AIM OF THE EXERCISE: Copy the lines holding the word "ಟಣದಲ", all of them.

(begin)

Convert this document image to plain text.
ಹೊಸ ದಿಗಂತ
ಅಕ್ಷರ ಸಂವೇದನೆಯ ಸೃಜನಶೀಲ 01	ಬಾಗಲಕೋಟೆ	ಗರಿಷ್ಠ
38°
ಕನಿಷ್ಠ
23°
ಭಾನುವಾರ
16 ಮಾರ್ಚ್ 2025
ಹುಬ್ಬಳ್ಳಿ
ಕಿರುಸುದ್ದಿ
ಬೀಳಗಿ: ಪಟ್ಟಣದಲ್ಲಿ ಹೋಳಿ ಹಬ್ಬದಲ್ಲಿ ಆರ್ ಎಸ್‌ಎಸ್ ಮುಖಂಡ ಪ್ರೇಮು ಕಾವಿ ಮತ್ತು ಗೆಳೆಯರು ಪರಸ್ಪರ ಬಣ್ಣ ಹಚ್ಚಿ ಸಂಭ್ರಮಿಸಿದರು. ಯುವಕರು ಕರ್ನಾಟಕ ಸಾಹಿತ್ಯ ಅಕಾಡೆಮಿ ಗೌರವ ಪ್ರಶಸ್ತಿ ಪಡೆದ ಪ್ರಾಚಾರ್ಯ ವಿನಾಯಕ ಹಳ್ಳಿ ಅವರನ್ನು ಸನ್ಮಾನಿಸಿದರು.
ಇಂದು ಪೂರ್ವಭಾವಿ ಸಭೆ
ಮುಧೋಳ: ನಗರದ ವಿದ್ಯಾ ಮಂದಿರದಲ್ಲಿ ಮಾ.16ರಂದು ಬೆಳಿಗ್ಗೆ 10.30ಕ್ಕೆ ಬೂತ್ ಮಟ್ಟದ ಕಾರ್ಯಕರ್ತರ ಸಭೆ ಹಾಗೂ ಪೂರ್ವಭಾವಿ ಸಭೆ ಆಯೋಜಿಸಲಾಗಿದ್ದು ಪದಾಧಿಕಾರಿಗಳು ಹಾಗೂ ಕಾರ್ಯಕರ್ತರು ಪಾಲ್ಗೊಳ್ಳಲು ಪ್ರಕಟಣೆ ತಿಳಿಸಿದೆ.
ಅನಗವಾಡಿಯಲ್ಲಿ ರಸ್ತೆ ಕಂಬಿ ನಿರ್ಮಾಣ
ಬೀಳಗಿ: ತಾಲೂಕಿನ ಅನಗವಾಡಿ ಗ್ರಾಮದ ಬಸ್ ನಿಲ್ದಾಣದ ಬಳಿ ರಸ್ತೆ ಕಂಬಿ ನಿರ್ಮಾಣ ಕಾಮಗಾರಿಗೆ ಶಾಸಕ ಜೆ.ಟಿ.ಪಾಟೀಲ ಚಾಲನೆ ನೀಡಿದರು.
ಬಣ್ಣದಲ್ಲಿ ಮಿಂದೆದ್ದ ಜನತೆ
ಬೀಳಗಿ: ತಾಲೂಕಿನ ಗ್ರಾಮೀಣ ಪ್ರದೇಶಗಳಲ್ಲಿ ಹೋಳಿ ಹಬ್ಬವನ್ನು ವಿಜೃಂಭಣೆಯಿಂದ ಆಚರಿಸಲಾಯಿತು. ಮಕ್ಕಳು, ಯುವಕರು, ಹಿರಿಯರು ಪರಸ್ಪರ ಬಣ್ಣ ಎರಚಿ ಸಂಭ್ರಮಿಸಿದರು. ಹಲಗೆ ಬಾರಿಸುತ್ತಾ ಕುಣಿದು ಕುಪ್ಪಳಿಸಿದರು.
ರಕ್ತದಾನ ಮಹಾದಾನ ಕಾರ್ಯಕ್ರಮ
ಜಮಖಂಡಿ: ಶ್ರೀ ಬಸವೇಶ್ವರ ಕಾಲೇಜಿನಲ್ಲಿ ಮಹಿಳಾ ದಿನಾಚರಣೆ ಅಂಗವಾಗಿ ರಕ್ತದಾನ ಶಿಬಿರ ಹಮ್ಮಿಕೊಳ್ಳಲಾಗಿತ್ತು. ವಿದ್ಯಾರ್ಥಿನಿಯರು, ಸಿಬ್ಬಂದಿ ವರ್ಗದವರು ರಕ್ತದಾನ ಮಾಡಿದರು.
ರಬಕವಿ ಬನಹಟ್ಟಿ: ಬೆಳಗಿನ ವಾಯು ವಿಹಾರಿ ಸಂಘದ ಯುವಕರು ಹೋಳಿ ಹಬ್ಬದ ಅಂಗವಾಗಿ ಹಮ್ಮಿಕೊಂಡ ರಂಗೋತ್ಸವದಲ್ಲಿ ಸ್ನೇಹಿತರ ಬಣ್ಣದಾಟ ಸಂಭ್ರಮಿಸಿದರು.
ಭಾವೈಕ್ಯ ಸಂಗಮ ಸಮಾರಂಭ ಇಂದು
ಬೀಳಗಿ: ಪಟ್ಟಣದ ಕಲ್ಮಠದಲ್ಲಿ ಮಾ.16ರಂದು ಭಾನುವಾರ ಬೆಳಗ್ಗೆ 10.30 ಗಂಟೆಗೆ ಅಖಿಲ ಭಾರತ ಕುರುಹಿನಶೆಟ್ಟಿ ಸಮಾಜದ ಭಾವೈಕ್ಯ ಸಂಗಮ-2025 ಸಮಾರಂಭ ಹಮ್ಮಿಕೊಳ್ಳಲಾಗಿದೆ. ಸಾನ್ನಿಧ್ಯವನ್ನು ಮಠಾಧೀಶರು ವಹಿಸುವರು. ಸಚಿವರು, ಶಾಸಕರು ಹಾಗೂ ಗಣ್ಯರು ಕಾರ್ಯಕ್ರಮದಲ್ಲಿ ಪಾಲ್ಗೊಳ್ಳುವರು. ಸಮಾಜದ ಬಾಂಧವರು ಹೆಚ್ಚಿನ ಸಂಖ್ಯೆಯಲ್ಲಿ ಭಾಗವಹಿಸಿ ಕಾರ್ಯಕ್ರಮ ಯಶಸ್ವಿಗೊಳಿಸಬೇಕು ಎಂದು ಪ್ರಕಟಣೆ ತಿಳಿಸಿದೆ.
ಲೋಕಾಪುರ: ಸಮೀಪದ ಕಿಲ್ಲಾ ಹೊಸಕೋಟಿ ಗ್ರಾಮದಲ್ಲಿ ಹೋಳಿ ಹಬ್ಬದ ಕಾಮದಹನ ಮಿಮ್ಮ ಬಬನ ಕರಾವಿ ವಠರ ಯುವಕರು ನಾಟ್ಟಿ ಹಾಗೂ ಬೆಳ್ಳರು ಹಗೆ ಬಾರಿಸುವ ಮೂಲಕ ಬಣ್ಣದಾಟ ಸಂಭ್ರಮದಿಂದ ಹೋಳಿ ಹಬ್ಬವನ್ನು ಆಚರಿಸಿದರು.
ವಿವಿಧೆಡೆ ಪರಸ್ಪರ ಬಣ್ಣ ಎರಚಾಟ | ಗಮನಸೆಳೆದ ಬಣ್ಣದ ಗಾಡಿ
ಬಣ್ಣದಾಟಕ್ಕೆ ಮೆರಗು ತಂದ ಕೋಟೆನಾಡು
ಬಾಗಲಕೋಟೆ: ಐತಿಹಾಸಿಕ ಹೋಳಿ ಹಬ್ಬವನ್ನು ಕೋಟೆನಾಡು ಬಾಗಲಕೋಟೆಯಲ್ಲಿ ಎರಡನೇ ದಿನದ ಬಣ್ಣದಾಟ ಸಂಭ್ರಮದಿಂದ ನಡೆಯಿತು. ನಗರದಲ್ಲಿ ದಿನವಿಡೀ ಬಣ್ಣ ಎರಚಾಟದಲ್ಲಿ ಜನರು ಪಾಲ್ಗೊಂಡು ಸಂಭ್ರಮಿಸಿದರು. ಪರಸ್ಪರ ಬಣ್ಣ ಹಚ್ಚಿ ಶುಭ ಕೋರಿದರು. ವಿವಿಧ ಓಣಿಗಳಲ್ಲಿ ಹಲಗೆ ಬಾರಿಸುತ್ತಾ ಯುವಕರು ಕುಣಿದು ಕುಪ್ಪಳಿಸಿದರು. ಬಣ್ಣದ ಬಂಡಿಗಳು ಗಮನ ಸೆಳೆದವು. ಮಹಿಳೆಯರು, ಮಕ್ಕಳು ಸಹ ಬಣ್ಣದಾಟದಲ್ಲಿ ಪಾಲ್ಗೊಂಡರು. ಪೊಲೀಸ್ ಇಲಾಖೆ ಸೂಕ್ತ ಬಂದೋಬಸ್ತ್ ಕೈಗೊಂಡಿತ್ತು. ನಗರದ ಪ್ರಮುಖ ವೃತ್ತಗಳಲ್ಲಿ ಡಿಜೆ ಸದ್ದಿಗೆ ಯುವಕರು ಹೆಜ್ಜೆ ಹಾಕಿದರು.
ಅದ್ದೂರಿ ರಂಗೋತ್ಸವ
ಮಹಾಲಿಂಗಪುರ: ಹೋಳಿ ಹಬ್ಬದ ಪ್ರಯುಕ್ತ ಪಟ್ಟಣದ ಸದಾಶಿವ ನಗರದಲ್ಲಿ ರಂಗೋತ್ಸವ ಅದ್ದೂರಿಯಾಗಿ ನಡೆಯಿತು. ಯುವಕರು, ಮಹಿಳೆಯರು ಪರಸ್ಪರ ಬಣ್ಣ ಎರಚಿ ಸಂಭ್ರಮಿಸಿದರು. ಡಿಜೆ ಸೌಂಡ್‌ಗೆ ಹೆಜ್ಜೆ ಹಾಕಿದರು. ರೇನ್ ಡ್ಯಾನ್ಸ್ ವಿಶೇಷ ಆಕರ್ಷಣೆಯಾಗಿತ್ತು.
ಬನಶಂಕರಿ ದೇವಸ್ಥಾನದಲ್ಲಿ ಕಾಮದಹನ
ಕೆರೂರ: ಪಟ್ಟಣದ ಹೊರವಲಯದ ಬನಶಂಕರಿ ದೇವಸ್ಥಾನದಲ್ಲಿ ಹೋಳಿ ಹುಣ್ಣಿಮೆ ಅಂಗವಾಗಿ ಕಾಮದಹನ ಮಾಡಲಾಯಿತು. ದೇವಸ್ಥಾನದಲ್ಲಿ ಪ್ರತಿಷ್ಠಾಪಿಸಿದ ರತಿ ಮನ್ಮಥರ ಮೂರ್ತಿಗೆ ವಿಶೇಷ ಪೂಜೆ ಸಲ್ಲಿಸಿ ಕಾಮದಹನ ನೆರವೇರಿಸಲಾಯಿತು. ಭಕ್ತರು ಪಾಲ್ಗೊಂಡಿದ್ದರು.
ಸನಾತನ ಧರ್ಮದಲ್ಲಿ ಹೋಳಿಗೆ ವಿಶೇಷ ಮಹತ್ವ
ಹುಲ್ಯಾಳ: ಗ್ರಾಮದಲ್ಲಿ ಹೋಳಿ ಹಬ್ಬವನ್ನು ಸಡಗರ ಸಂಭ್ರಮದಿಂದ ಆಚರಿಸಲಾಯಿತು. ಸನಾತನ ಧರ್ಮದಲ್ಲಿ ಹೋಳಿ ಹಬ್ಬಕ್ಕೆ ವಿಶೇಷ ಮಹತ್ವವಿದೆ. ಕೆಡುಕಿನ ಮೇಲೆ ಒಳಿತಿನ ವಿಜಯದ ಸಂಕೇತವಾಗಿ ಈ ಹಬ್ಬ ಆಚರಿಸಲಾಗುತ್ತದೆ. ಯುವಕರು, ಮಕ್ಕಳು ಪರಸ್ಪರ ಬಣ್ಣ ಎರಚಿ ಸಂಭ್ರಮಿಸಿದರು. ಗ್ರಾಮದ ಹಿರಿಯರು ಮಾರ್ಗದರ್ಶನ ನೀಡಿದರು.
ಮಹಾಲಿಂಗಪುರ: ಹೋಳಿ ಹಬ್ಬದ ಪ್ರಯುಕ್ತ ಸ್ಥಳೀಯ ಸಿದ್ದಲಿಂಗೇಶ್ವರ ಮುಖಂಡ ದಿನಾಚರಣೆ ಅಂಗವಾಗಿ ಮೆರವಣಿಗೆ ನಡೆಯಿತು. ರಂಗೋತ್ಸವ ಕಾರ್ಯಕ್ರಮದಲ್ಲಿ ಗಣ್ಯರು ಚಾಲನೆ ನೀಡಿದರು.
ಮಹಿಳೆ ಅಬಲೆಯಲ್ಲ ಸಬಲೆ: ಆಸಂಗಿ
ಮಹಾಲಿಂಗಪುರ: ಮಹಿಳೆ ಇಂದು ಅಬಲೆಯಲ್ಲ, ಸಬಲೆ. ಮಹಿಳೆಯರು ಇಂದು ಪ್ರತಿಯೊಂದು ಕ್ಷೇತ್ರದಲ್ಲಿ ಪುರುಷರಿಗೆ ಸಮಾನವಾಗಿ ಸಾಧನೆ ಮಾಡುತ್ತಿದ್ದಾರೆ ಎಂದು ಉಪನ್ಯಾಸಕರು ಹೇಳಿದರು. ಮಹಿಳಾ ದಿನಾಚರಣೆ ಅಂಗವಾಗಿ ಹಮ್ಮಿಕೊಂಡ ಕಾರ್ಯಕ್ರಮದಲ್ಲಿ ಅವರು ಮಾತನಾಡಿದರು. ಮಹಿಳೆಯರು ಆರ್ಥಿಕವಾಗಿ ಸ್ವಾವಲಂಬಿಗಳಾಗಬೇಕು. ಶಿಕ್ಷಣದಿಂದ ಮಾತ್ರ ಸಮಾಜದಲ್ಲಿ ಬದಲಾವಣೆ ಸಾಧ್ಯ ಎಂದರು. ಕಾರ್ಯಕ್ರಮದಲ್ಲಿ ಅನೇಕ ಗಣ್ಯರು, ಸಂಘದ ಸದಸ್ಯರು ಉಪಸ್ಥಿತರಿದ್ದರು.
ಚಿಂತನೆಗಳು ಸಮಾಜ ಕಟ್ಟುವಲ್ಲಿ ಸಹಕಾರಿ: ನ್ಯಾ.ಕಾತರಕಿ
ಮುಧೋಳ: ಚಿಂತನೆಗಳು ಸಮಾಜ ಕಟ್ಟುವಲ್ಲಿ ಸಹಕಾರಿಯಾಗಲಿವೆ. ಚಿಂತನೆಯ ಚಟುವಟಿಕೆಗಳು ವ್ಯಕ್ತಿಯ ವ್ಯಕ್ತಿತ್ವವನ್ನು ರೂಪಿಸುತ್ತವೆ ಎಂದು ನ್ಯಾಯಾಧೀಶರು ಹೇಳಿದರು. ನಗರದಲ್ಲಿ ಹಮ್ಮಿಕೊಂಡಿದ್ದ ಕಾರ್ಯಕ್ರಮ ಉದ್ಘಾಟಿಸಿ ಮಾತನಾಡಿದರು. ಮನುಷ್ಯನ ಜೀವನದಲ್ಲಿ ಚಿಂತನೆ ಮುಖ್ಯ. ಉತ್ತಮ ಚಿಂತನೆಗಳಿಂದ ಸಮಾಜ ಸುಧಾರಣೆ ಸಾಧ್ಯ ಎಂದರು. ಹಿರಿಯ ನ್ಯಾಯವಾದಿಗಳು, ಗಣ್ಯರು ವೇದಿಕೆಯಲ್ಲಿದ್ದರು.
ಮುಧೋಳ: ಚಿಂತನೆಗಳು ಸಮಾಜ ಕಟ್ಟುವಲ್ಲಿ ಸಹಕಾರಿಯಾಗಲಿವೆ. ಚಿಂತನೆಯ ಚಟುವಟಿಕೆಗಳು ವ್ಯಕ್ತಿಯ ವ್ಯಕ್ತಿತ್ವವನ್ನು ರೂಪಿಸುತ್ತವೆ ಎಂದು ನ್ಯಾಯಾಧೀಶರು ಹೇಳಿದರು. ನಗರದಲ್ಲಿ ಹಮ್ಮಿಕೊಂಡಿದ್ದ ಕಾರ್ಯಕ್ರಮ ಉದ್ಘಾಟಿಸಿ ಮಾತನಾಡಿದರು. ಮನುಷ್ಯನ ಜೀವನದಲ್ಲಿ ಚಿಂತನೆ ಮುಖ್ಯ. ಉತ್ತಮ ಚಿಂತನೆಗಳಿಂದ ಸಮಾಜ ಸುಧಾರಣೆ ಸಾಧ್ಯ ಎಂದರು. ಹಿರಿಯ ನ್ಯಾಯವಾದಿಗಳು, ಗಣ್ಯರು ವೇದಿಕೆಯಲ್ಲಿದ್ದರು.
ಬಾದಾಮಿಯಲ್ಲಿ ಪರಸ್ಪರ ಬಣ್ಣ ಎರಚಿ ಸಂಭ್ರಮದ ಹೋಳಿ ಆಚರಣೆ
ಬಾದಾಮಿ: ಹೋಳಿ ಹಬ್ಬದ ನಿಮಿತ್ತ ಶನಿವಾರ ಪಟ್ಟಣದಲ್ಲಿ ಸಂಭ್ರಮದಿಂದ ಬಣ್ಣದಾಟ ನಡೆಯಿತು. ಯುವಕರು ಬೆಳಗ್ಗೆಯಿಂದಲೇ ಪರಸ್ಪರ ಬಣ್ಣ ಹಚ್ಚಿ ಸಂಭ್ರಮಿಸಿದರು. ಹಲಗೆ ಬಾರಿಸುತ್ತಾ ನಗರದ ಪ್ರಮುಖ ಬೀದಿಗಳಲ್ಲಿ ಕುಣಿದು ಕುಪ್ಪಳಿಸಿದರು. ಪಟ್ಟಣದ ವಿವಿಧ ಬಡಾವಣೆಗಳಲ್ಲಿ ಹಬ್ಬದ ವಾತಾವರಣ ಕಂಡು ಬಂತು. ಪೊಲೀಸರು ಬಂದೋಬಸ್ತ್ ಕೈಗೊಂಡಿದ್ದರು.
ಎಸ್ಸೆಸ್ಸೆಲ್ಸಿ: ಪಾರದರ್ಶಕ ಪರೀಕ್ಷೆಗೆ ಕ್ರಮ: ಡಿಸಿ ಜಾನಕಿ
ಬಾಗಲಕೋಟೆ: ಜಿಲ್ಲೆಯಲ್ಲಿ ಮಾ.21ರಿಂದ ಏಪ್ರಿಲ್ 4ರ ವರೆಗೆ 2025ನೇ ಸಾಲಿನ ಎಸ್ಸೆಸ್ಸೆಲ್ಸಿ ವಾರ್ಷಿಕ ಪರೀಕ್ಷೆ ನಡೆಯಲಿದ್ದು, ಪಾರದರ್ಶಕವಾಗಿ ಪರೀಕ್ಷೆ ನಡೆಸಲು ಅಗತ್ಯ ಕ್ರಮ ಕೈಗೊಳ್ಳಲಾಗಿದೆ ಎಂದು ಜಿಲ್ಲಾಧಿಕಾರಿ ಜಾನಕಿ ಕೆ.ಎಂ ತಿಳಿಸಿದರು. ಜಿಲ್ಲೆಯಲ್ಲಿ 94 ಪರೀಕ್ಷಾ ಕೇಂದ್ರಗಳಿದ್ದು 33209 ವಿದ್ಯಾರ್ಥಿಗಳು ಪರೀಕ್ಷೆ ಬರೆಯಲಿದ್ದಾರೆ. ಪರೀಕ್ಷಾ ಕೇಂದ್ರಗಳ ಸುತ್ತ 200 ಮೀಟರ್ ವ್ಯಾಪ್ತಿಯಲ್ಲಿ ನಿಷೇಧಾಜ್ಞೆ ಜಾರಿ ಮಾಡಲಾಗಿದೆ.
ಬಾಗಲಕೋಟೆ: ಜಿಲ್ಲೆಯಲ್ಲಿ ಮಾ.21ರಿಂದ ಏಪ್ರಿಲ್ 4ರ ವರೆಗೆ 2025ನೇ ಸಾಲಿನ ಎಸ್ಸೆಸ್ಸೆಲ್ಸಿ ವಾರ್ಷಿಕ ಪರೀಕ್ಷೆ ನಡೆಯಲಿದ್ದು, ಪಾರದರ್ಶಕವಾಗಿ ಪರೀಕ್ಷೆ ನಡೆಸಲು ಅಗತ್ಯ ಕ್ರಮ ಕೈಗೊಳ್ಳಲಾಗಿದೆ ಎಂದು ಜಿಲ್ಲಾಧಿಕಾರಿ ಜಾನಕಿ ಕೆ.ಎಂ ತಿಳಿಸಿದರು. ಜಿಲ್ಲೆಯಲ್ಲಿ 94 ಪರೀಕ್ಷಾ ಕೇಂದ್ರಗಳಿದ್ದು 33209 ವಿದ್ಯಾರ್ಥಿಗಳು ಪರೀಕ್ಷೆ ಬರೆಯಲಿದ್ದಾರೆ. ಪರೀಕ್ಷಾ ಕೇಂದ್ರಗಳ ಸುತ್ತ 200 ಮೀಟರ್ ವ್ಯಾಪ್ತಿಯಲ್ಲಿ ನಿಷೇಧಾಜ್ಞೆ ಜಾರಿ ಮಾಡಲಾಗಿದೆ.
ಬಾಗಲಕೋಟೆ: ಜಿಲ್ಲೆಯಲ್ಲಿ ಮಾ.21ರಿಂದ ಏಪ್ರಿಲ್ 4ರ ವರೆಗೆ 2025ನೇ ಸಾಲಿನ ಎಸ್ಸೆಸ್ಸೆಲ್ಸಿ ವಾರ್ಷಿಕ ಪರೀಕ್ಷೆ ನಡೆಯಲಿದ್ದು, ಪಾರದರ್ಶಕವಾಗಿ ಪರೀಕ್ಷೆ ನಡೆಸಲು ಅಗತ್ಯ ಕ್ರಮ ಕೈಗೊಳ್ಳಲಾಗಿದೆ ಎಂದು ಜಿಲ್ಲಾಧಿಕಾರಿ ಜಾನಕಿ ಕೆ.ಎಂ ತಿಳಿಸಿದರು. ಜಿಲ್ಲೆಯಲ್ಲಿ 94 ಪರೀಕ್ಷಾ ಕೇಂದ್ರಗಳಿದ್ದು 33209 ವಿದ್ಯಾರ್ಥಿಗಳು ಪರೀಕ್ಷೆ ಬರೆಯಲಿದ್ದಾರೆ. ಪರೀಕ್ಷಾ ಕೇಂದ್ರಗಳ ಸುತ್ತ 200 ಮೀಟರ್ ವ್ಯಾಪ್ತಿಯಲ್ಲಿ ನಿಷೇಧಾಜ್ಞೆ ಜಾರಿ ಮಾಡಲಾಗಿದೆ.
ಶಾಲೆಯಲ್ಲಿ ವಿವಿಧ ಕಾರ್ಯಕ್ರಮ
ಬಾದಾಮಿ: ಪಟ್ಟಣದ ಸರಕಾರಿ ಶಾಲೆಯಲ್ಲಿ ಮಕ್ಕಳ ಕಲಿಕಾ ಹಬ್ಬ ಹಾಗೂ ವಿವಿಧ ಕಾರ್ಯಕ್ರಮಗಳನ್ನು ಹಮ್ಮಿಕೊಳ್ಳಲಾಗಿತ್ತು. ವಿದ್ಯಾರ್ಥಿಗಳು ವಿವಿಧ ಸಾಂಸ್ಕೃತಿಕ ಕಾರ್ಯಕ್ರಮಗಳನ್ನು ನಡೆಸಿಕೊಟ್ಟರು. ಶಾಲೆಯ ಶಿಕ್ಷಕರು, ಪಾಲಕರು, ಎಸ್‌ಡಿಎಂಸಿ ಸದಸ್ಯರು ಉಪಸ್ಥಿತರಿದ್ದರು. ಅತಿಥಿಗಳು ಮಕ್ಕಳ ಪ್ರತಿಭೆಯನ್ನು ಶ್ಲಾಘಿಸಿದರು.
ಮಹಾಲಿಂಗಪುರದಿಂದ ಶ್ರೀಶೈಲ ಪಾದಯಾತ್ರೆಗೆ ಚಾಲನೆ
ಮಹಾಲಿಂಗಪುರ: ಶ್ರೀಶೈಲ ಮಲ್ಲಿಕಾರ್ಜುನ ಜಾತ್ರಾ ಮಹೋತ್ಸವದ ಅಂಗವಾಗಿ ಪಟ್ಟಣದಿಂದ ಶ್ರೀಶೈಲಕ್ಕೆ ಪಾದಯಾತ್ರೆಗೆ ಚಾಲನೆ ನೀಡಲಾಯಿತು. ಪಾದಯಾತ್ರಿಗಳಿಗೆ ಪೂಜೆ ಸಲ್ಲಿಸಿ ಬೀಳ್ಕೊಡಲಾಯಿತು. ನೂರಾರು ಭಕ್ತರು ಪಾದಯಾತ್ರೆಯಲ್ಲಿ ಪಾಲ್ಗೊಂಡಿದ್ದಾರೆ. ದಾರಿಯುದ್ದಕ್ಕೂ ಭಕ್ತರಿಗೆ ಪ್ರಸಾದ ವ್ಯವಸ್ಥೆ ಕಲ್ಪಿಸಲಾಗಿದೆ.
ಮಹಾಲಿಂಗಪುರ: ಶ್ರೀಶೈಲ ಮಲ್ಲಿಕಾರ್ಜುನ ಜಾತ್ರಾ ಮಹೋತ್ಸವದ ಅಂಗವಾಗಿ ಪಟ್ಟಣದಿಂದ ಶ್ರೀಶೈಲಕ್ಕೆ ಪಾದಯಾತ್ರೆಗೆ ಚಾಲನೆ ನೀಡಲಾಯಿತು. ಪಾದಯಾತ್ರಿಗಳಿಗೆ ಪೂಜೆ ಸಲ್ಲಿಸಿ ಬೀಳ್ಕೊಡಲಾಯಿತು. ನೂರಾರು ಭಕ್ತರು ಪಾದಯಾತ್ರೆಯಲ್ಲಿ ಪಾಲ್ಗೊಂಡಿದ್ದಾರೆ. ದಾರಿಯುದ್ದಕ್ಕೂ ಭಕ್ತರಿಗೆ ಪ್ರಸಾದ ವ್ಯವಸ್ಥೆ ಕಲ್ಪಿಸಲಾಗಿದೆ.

(end)

EXERCISE ANSWER:
ಬೀಳಗಿ: ಪಟ್ಟಣದಲ್ಲಿ ಹೋಳಿ ಹಬ್ಬದಲ್ಲಿ ಆರ್ ಎಸ್‌ಎಸ್ ಮುಖಂಡ ಪ್ರೇಮು ಕಾವಿ ಮತ್ತು ಗೆಳೆಯರು ಪರಸ್ಪರ ಬಣ್ಣ ಹಚ್ಚಿ ಸಂಭ್ರಮಿಸಿದರು. ಯುವಕರು ಕರ್ನಾಟಕ ಸಾಹಿತ್ಯ ಅಕಾಡೆಮಿ ಗೌರವ ಪ್ರಶಸ್ತಿ ಪಡೆದ ಪ್ರಾಚಾರ್ಯ ವಿನಾಯಕ ಹಳ್ಳಿ ಅವರನ್ನು ಸನ್ಮಾನಿಸಿದರು.
ಬಾದಾಮಿ: ಹೋಳಿ ಹಬ್ಬದ ನಿಮಿತ್ತ ಶನಿವಾರ ಪಟ್ಟಣದಲ್ಲಿ ಸಂಭ್ರಮದಿಂದ ಬಣ್ಣದಾಟ ನಡೆಯಿತು. ಯುವಕರು ಬೆಳಗ್ಗೆಯಿಂದಲೇ ಪರಸ್ಪರ ಬಣ್ಣ ಹಚ್ಚಿ ಸಂಭ್ರಮಿಸಿದರು. ಹಲಗೆ ಬಾರಿಸುತ್ತಾ ನಗರದ ಪ್ರಮುಖ ಬೀದಿಗಳಲ್ಲಿ ಕುಣಿದು ಕುಪ್ಪಳಿಸಿದರು. ಪಟ್ಟಣದ ವಿವಿಧ ಬಡಾವಣೆಗಳಲ್ಲಿ ಹಬ್ಬದ ವಾತಾವರಣ ಕಂಡು ಬಂತು. ಪೊಲೀಸರು ಬಂದೋಬಸ್ತ್ ಕೈಗೊಂಡಿದ್ದರು.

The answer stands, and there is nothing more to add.